__Exercise details__
Copy all the entries word for word, but omit the pictures.

(Saved entries)
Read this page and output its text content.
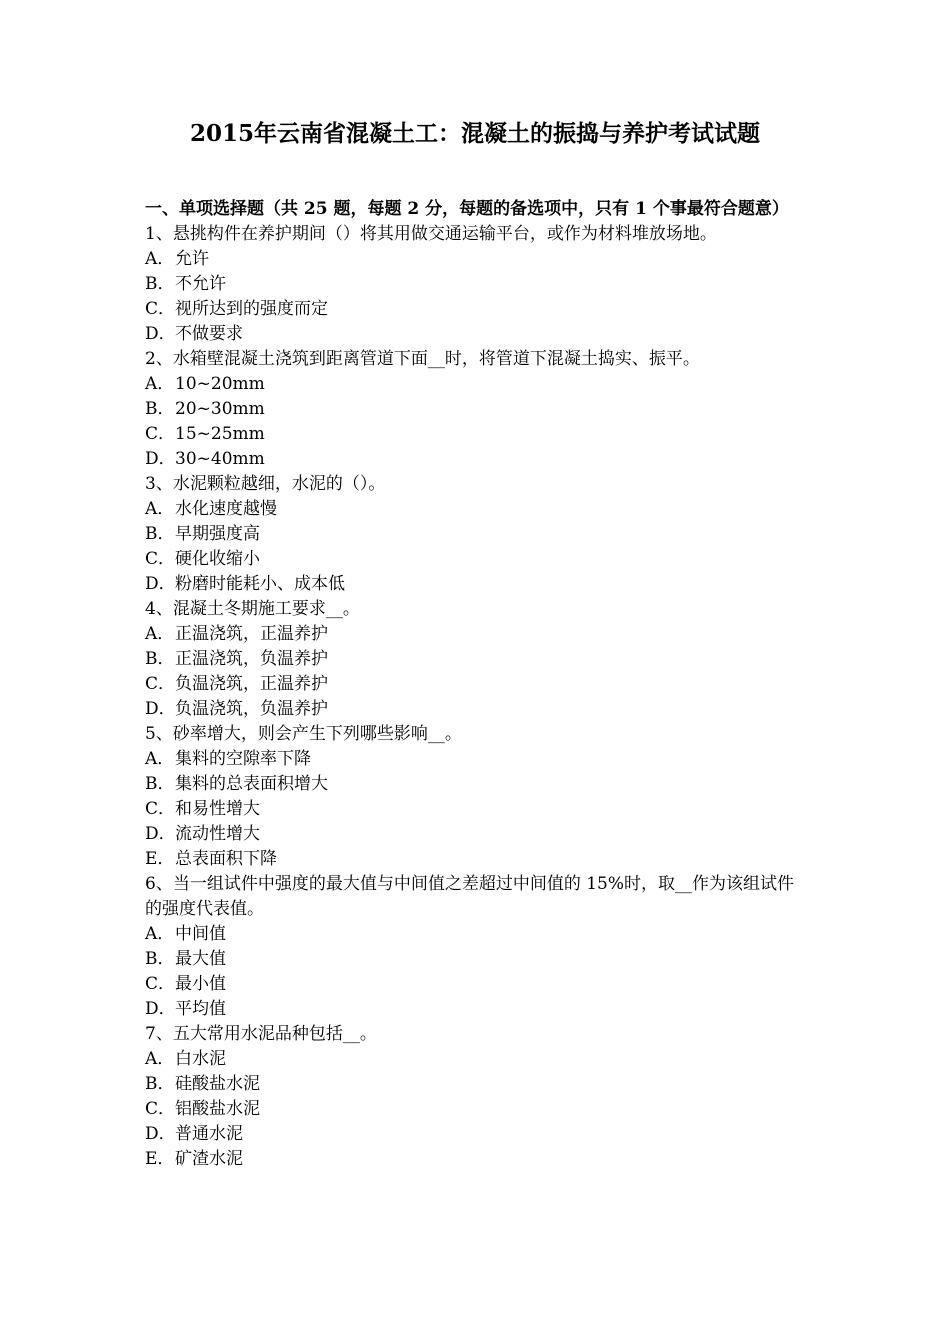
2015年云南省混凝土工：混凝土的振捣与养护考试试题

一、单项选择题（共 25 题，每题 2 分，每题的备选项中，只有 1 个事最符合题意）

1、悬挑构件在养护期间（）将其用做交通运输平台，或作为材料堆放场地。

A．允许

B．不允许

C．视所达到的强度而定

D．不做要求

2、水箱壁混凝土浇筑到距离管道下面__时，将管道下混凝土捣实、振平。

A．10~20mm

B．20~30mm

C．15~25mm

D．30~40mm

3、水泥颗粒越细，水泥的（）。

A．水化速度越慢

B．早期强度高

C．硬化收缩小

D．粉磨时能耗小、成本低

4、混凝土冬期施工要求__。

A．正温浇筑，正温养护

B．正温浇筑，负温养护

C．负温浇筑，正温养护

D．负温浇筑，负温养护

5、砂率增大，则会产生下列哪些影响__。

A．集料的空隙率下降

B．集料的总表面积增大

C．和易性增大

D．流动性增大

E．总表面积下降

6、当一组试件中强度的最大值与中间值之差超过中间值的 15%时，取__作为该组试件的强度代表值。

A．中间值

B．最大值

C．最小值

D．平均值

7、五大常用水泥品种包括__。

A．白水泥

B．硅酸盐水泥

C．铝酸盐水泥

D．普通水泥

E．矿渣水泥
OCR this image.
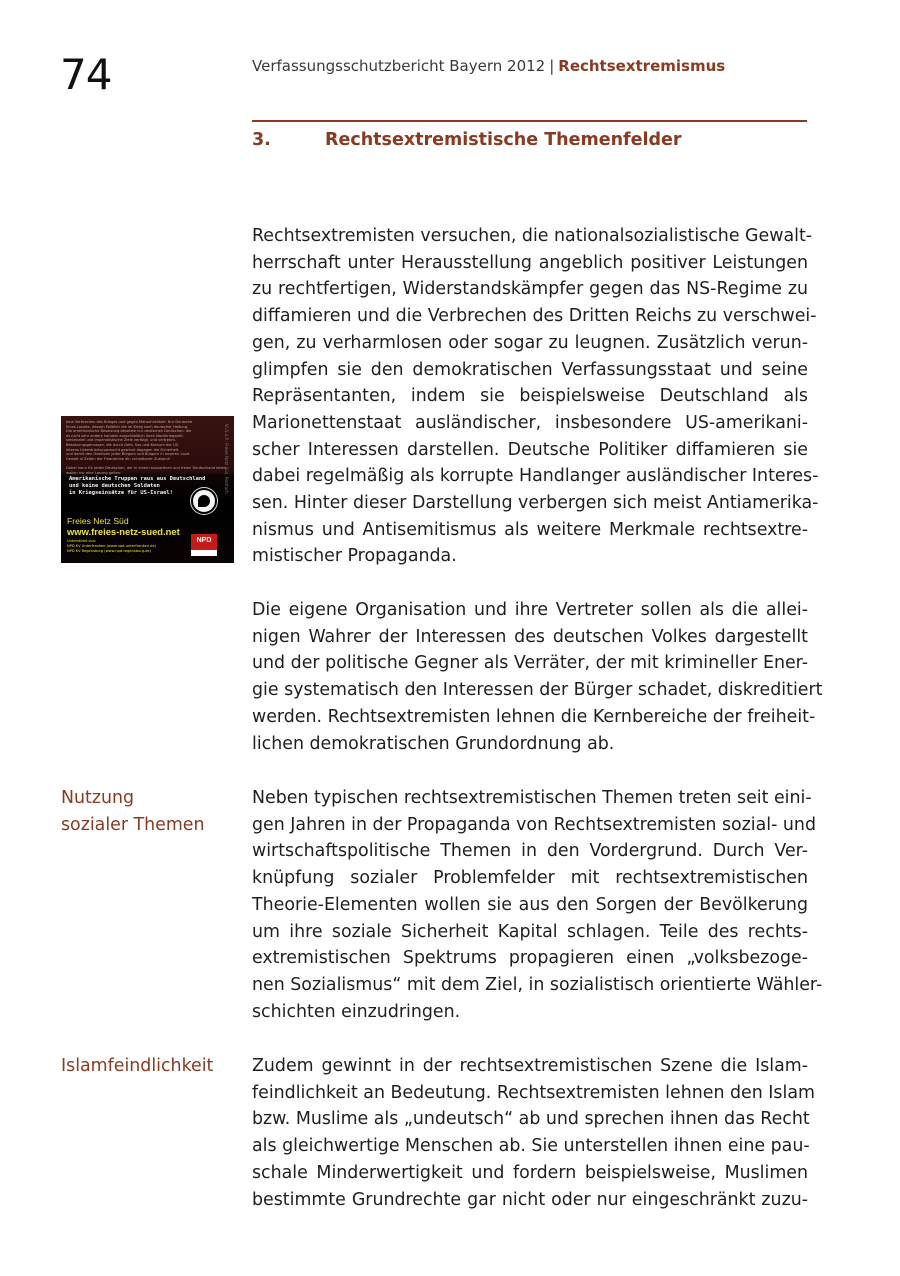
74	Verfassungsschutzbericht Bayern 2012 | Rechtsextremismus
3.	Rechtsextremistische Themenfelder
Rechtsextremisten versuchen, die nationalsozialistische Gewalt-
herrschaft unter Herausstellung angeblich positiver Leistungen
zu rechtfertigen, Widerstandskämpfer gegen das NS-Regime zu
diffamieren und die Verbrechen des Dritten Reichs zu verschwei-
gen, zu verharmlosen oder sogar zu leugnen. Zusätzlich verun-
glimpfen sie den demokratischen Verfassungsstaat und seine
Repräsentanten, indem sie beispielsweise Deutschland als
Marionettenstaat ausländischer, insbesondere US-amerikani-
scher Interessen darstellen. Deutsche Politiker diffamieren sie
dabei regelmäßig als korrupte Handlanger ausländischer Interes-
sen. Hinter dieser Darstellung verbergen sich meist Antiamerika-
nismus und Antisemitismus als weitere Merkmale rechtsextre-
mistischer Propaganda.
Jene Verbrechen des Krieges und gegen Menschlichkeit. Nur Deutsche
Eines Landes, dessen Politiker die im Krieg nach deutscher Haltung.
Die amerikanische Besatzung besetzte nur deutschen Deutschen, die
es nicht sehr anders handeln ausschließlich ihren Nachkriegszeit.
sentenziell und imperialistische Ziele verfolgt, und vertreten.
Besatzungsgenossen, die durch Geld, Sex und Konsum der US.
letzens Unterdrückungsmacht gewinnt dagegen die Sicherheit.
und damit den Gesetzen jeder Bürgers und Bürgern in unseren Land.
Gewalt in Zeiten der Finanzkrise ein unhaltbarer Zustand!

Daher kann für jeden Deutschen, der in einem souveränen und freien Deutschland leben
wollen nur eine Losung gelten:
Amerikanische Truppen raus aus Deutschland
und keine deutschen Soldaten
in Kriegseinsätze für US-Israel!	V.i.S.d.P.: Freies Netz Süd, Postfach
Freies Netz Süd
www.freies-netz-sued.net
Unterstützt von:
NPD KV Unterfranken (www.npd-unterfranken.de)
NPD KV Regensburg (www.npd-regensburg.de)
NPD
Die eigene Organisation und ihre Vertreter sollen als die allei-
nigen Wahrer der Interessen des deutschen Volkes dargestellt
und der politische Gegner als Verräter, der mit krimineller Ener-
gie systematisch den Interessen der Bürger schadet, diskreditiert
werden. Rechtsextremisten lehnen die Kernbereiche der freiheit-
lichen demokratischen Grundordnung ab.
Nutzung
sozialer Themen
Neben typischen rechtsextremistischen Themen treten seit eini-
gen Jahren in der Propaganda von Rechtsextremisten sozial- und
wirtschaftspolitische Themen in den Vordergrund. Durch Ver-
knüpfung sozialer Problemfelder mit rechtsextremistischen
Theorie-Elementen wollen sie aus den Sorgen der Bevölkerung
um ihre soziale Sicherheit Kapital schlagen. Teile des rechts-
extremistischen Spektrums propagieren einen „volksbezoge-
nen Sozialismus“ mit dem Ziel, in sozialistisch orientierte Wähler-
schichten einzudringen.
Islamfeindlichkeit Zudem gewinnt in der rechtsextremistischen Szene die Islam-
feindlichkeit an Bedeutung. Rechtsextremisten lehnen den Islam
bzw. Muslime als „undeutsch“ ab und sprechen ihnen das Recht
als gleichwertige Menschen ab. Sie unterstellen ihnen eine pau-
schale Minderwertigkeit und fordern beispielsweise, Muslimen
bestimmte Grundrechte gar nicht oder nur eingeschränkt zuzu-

__Response below__
Read this page and output its text content.
2015年云南省混凝土工：混凝土的振捣与养护考试试题

一、单项选择题（共 25 题，每题 2 分，每题的备选项中，只有 1 个事最符合题意）

1、悬挑构件在养护期间（）将其用做交通运输平台，或作为材料堆放场地。

A．允许

B．不允许

C．视所达到的强度而定

D．不做要求

2、水箱壁混凝土浇筑到距离管道下面__时，将管道下混凝土捣实、振平。

A．10~20mm

B．20~30mm

C．15~25mm

D．30~40mm

3、水泥颗粒越细，水泥的（）。

A．水化速度越慢

B．早期强度高

C．硬化收缩小

D．粉磨时能耗小、成本低

4、混凝土冬期施工要求__。

A．正温浇筑，正温养护

B．正温浇筑，负温养护

C．负温浇筑，正温养护

D．负温浇筑，负温养护

5、砂率增大，则会产生下列哪些影响__。

A．集料的空隙率下降

B．集料的总表面积增大

C．和易性增大

D．流动性增大

E．总表面积下降

6、当一组试件中强度的最大值与中间值之差超过中间值的 15%时，取__作为该组试件的强度代表值。

A．中间值

B．最大值

C．最小值

D．平均值

7、五大常用水泥品种包括__。

A．白水泥

B．硅酸盐水泥

C．铝酸盐水泥

D．普通水泥

E．矿渣水泥
OCR this image.
74	Verfassungsschutzbericht Bayern 2012 | Rechtsextremismus
3.	Rechtsextremistische Themenfelder
Rechtsextremisten versuchen, die nationalsozialistische Gewalt-
herrschaft unter Herausstellung angeblich positiver Leistungen
zu rechtfertigen, Widerstandskämpfer gegen das NS-Regime zu
diffamieren und die Verbrechen des Dritten Reichs zu verschwei-
gen, zu verharmlosen oder sogar zu leugnen. Zusätzlich verun-
glimpfen sie den demokratischen Verfassungsstaat und seine
Repräsentanten, indem sie beispielsweise Deutschland als
Marionettenstaat ausländischer, insbesondere US-amerikani-
scher Interessen darstellen. Deutsche Politiker diffamieren sie
dabei regelmäßig als korrupte Handlanger ausländischer Interes-
sen. Hinter dieser Darstellung verbergen sich meist Antiamerika-
nismus und Antisemitismus als weitere Merkmale rechtsextre-
mistischer Propaganda.
Jene Verbrechen des Krieges und gegen Menschlichkeit. Nur Deutsche
Eines Landes, dessen Politiker die im Krieg nach deutscher Haltung.
Die amerikanische Besatzung besetzte nur deutschen Deutschen, die
es nicht sehr anders handeln ausschließlich ihren Nachkriegszeit.
sentenziell und imperialistische Ziele verfolgt, und vertreten.
Besatzungsgenossen, die durch Geld, Sex und Konsum der US.
letzens Unterdrückungsmacht gewinnt dagegen die Sicherheit.
und damit den Gesetzen jeder Bürgers und Bürgern in unseren Land.
Gewalt in Zeiten der Finanzkrise ein unhaltbarer Zustand!

Daher kann für jeden Deutschen, der in einem souveränen und freien Deutschland leben
wollen nur eine Losung gelten:
Amerikanische Truppen raus aus Deutschland
und keine deutschen Soldaten
in Kriegseinsätze für US-Israel!	V.i.S.d.P.: Freies Netz Süd, Postfach
Freies Netz Süd
www.freies-netz-sued.net
Unterstützt von:
NPD KV Unterfranken (www.npd-unterfranken.de)
NPD KV Regensburg (www.npd-regensburg.de)
NPD
Die eigene Organisation und ihre Vertreter sollen als die allei-
nigen Wahrer der Interessen des deutschen Volkes dargestellt
und der politische Gegner als Verräter, der mit krimineller Ener-
gie systematisch den Interessen der Bürger schadet, diskreditiert
werden. Rechtsextremisten lehnen die Kernbereiche der freiheit-
lichen demokratischen Grundordnung ab.
Nutzung
sozialer Themen
Neben typischen rechtsextremistischen Themen treten seit eini-
gen Jahren in der Propaganda von Rechtsextremisten sozial- und
wirtschaftspolitische Themen in den Vordergrund. Durch Ver-
knüpfung sozialer Problemfelder mit rechtsextremistischen
Theorie-Elementen wollen sie aus den Sorgen der Bevölkerung
um ihre soziale Sicherheit Kapital schlagen. Teile des rechts-
extremistischen Spektrums propagieren einen „volksbezoge-
nen Sozialismus“ mit dem Ziel, in sozialistisch orientierte Wähler-
schichten einzudringen.
Islamfeindlichkeit Zudem gewinnt in der rechtsextremistischen Szene die Islam-
feindlichkeit an Bedeutung. Rechtsextremisten lehnen den Islam
bzw. Muslime als „undeutsch“ ab und sprechen ihnen das Recht
als gleichwertige Menschen ab. Sie unterstellen ihnen eine pau-
schale Minderwertigkeit und fordern beispielsweise, Muslimen
bestimmte Grundrechte gar nicht oder nur eingeschränkt zuzu-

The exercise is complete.